◆ Task prompt
Examine each line of the data. Copy those that contain the string "ngemiddelde".

--*--

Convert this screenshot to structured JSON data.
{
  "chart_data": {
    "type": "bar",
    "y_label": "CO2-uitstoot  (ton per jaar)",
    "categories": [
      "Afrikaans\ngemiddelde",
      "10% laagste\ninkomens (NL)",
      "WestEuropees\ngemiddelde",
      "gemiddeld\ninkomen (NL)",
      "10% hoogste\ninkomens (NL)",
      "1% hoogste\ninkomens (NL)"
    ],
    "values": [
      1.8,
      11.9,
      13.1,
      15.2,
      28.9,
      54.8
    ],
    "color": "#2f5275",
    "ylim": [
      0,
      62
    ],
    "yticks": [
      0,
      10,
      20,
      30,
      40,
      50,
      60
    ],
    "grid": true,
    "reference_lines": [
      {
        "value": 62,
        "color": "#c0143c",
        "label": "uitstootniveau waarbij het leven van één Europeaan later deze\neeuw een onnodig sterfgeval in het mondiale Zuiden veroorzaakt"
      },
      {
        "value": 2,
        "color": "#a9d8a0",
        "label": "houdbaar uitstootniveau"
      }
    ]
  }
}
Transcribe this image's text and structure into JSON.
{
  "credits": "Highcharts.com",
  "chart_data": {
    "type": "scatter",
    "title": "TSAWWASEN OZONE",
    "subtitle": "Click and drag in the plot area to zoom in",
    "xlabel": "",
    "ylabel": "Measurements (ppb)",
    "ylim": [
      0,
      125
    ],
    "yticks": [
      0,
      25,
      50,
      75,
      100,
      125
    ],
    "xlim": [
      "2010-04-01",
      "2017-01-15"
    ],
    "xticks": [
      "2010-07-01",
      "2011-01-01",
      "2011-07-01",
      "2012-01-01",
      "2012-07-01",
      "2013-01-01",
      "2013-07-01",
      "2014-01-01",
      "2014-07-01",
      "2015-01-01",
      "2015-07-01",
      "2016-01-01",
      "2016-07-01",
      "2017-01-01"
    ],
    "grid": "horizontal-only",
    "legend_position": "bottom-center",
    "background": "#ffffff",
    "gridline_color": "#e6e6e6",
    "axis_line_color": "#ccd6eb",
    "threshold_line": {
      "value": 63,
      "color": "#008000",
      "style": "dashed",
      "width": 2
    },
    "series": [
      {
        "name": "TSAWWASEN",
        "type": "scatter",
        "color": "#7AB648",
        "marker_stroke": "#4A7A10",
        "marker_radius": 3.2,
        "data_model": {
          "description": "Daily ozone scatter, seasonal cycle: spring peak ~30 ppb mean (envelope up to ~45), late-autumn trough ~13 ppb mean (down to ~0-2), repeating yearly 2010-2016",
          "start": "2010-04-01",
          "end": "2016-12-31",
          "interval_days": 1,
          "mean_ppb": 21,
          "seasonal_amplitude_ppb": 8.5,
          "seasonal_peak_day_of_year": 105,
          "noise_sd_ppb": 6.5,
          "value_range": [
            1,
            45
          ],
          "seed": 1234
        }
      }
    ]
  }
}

--*--

◆ Answer to this problem
      "Afrikaans\ngemiddelde",
      "WestEuropees\ngemiddelde",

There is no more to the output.